Job:
Every line below that contains "四川铁宜四方科技有限公司" is to be copied.

Provided material:
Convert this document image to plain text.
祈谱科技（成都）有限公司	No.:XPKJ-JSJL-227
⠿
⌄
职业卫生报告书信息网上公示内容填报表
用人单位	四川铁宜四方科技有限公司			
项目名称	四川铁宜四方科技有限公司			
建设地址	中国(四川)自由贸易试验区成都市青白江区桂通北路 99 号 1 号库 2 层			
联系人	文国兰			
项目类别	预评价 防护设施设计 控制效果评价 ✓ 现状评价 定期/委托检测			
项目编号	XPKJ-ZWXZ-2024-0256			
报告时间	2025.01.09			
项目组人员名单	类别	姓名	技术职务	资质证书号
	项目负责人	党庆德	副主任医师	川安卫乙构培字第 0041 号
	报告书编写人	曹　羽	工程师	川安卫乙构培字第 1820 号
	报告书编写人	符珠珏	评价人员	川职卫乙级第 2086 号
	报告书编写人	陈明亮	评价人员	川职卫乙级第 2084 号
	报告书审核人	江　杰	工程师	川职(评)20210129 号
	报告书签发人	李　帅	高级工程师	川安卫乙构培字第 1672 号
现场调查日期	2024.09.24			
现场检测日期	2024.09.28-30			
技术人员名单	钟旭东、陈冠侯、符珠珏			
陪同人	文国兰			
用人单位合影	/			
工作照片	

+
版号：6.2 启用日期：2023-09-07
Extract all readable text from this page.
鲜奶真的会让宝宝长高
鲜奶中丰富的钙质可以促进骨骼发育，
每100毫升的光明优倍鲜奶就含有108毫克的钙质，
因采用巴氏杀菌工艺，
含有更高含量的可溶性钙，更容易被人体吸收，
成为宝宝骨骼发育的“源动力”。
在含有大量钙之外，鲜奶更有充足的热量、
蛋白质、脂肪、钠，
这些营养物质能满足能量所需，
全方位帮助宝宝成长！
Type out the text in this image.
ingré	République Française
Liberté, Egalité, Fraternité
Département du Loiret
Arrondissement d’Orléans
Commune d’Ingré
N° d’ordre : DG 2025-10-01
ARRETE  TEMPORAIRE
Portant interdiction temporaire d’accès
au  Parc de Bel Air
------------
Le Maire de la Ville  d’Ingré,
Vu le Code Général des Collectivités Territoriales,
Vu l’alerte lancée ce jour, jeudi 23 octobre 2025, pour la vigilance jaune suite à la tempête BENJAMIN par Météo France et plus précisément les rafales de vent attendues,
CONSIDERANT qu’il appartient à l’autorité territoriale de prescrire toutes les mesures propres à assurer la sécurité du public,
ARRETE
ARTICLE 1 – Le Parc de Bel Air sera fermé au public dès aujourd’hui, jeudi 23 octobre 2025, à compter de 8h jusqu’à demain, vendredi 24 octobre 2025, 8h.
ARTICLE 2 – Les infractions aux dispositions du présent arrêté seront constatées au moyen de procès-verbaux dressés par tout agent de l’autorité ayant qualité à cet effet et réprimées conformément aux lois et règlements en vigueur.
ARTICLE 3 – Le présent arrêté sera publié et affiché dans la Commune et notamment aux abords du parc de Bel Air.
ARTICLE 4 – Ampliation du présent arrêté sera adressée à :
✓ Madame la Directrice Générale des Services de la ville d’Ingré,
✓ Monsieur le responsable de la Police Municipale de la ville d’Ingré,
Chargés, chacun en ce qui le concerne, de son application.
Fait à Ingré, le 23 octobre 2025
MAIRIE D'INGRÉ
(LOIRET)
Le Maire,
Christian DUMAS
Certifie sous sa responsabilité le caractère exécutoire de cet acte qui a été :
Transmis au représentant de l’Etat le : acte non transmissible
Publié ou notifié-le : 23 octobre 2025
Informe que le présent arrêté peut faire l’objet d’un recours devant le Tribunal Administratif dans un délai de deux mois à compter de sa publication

Task result:
用人单位	四川铁宜四方科技有限公司			
项目名称	四川铁宜四方科技有限公司			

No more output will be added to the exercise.